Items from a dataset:
** BEGIN **

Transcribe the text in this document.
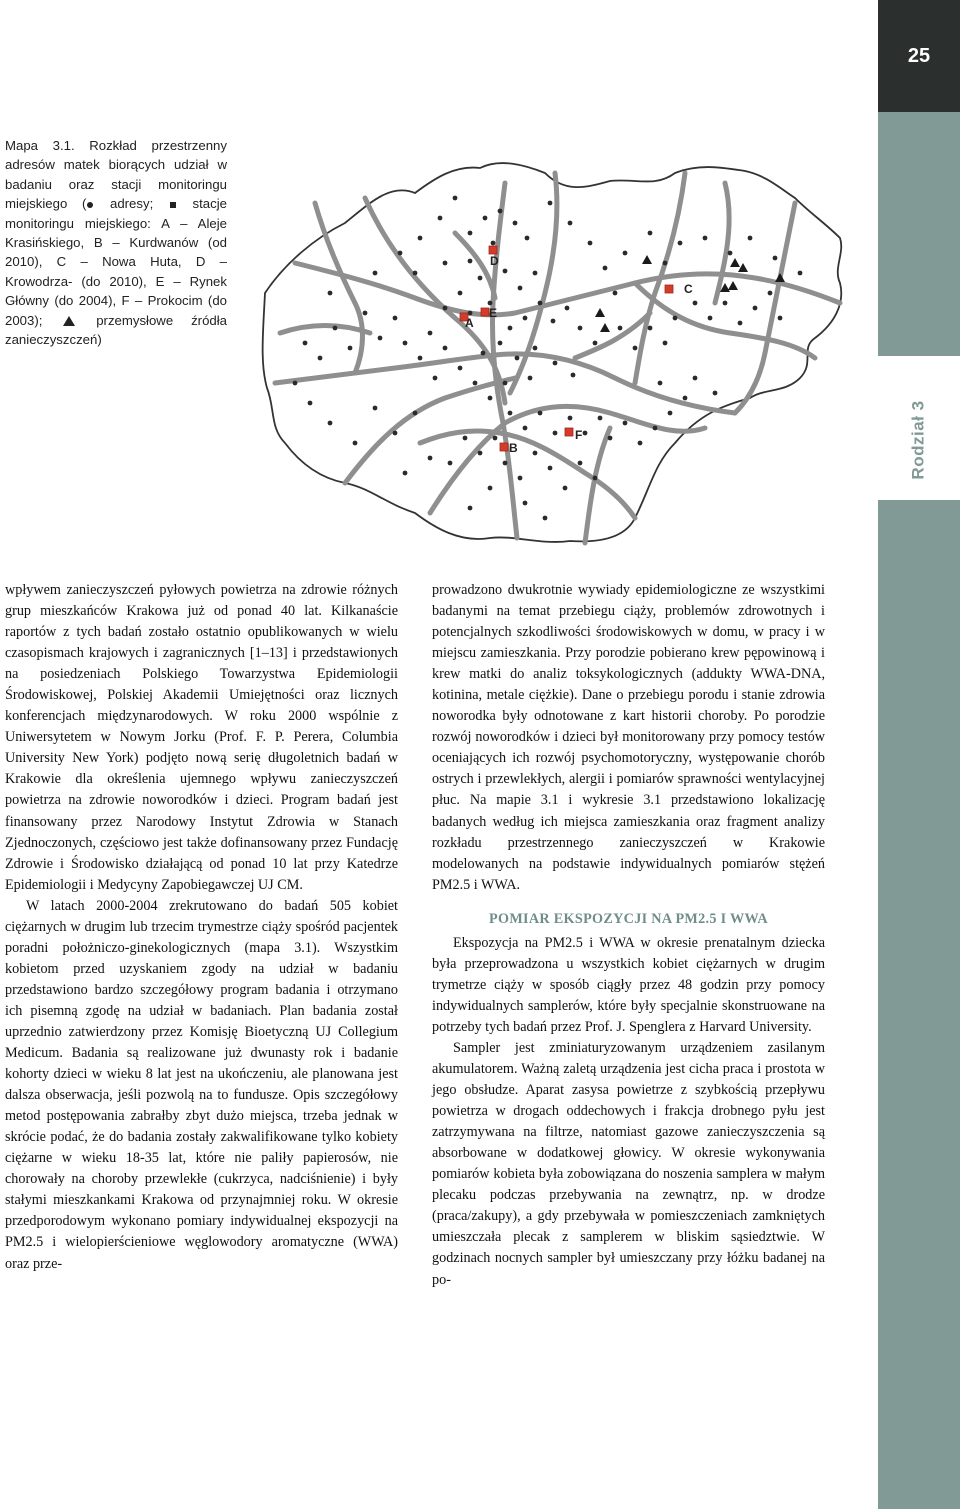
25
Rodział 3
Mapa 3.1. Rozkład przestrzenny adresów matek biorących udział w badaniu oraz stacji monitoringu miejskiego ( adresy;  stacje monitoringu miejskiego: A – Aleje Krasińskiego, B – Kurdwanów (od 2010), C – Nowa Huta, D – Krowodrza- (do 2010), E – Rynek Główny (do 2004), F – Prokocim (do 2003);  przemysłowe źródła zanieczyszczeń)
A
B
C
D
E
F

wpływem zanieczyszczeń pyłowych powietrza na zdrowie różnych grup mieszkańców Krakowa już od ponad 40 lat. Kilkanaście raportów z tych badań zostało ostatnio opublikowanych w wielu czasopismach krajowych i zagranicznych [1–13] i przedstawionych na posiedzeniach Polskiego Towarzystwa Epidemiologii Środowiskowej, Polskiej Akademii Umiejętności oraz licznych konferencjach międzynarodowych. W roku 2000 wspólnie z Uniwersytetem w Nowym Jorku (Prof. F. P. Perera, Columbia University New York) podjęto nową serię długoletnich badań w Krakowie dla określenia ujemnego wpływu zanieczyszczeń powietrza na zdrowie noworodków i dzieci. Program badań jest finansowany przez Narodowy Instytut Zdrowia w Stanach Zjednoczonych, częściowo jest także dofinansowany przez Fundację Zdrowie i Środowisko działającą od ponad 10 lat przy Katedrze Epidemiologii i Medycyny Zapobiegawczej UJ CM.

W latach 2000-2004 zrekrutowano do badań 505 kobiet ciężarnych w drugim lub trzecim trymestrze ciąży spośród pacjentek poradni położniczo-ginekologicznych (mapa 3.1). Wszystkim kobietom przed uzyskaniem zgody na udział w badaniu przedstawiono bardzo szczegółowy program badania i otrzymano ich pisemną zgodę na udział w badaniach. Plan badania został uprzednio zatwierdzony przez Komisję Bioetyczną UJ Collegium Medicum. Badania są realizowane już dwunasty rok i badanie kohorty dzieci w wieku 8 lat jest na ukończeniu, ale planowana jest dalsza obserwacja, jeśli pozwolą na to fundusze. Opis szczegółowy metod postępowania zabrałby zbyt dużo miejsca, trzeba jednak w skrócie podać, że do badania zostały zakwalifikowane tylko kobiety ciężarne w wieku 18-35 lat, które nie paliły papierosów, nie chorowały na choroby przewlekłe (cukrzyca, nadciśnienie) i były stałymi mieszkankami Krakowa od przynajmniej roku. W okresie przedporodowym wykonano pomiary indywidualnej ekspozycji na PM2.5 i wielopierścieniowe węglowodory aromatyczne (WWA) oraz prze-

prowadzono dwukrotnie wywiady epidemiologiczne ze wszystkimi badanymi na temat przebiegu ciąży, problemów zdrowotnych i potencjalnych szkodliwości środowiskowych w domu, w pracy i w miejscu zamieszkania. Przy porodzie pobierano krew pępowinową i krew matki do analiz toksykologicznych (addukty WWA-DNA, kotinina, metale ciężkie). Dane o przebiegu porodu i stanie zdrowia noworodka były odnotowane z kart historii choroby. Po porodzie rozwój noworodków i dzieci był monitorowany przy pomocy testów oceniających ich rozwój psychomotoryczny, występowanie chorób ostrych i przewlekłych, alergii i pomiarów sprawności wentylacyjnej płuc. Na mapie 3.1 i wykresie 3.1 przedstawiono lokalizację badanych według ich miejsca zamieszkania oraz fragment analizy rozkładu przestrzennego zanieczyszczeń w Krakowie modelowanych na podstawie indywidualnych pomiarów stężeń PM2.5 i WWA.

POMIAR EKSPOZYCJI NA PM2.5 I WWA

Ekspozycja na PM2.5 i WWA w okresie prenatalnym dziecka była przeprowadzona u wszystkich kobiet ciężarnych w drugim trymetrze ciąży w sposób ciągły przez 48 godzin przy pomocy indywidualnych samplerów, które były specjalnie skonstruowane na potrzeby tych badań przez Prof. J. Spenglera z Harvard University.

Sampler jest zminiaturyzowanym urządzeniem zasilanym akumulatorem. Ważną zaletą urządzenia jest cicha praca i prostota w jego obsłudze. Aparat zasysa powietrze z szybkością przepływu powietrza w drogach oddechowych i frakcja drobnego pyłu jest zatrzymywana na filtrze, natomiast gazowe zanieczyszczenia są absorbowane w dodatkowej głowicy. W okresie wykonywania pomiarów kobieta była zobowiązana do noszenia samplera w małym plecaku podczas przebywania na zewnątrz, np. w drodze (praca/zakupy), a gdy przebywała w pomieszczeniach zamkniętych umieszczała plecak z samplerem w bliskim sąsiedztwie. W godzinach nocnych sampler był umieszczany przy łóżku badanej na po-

** END **
** BEGIN **

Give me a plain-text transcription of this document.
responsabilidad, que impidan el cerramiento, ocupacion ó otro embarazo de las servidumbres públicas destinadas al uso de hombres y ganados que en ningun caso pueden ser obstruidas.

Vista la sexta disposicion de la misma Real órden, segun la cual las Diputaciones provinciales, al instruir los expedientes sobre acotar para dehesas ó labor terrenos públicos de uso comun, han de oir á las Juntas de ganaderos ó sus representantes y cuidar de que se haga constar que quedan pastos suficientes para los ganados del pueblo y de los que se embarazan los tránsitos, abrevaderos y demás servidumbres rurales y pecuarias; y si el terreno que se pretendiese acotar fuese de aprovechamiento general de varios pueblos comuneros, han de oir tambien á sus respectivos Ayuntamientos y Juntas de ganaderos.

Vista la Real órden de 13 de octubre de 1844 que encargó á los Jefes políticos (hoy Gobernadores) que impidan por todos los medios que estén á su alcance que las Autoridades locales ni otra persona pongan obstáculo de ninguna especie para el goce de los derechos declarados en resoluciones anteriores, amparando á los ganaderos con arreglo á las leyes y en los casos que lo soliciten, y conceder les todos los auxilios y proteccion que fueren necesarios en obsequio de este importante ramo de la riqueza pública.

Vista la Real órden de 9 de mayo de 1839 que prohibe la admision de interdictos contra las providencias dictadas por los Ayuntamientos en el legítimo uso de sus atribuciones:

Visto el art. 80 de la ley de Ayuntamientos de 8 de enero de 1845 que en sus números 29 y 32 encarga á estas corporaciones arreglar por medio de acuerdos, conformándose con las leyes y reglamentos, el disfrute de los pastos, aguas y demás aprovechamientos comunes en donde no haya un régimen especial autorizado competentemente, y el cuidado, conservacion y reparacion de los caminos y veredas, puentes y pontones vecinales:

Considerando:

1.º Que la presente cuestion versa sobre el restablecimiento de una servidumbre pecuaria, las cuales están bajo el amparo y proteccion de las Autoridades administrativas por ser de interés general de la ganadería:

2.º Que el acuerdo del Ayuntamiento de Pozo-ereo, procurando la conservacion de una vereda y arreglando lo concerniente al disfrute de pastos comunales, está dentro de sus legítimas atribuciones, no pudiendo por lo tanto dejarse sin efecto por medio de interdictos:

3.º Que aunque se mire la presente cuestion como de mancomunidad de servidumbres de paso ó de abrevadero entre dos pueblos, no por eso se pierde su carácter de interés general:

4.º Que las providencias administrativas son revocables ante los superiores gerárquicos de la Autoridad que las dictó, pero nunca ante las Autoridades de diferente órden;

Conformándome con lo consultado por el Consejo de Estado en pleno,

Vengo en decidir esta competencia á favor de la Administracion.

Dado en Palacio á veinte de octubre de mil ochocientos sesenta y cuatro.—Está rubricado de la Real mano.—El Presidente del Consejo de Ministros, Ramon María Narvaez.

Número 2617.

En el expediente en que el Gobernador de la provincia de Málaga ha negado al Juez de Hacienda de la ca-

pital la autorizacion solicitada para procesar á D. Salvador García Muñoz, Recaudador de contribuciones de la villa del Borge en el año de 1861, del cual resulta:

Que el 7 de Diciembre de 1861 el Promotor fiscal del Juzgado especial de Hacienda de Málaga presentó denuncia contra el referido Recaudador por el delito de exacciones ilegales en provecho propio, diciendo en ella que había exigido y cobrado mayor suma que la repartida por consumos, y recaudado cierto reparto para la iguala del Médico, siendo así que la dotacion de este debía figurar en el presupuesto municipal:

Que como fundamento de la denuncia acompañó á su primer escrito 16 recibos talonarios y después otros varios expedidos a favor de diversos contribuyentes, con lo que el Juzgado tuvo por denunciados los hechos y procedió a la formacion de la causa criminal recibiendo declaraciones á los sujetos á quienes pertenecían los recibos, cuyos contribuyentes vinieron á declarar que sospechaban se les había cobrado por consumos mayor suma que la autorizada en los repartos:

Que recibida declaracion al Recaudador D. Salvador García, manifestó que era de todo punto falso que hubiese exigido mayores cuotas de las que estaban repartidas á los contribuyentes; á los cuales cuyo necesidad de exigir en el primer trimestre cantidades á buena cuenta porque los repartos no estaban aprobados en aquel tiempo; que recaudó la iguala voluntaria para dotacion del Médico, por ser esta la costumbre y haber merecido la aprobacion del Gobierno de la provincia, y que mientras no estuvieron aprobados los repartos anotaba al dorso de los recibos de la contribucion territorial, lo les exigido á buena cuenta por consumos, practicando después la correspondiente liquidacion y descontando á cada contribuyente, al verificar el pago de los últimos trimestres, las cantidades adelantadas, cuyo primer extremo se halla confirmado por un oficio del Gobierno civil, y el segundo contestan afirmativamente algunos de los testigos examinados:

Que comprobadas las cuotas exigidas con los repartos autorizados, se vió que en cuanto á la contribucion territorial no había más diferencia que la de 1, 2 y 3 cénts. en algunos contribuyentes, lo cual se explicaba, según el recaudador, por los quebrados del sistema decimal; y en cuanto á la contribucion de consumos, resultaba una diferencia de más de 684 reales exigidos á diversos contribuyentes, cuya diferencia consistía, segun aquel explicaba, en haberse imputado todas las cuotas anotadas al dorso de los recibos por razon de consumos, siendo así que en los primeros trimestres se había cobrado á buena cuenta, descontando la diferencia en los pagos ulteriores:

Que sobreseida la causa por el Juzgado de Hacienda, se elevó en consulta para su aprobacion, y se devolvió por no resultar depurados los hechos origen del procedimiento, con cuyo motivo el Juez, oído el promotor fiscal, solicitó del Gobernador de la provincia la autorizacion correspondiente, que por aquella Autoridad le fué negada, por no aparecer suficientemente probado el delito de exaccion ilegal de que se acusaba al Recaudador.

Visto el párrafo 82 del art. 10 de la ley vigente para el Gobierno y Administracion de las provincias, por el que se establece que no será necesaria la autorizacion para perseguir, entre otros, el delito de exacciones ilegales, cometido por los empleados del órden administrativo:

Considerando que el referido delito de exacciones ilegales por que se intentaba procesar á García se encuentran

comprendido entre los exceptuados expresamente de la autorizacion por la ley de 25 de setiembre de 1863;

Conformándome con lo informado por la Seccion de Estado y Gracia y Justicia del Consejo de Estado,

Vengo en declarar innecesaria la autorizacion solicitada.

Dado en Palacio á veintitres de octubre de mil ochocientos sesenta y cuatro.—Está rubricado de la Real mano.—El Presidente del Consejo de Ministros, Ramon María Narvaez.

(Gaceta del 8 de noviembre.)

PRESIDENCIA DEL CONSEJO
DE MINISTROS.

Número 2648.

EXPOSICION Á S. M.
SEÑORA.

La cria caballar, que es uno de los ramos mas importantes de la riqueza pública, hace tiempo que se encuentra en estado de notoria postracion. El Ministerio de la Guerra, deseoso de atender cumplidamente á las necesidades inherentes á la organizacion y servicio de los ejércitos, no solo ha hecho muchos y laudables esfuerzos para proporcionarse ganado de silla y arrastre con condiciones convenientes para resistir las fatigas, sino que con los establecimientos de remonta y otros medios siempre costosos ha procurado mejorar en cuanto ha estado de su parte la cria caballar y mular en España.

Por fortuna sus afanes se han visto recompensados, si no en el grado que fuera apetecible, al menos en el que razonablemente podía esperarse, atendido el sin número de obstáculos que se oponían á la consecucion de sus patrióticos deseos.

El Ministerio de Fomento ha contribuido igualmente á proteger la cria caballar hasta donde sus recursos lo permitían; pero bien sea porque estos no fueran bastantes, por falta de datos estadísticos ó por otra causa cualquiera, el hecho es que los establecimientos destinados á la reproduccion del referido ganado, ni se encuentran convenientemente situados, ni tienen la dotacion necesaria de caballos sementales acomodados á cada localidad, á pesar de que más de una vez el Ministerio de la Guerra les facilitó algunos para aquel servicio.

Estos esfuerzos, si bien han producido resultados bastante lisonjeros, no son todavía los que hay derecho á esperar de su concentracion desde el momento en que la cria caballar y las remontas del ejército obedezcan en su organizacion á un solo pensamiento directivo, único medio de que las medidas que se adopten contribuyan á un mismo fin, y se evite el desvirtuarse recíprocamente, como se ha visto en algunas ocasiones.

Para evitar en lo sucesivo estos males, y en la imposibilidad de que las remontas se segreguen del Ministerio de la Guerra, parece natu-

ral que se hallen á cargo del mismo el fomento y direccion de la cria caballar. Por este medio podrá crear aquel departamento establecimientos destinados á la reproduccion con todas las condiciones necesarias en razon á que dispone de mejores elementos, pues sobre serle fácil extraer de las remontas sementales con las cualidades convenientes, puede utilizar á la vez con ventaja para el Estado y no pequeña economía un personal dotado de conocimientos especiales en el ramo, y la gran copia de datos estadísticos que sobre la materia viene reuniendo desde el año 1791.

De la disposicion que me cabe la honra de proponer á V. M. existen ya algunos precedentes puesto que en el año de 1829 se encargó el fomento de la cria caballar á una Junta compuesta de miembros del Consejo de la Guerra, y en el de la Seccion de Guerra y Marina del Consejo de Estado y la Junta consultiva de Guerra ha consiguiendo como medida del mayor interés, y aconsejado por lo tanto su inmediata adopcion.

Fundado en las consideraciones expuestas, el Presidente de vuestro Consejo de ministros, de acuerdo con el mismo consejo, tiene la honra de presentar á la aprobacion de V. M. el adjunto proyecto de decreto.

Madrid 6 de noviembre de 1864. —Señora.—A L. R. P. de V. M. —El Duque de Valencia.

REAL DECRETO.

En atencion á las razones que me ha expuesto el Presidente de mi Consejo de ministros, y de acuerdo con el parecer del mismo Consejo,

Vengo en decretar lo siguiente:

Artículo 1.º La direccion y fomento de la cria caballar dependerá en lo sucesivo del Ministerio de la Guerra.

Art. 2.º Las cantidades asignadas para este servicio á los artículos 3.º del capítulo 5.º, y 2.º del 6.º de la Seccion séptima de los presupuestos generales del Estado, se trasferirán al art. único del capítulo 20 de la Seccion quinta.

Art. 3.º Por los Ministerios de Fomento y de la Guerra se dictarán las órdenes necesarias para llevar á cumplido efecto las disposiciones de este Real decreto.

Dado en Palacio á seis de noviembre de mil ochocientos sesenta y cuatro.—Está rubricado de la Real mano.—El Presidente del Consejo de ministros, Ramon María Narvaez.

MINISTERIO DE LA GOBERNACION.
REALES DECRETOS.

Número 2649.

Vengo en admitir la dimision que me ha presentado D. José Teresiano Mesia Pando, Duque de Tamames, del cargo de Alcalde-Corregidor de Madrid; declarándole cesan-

** END **

What the exercise asks: From the records above, work out how many lines contain the string "sesenta". Give only the number.

Solution: 3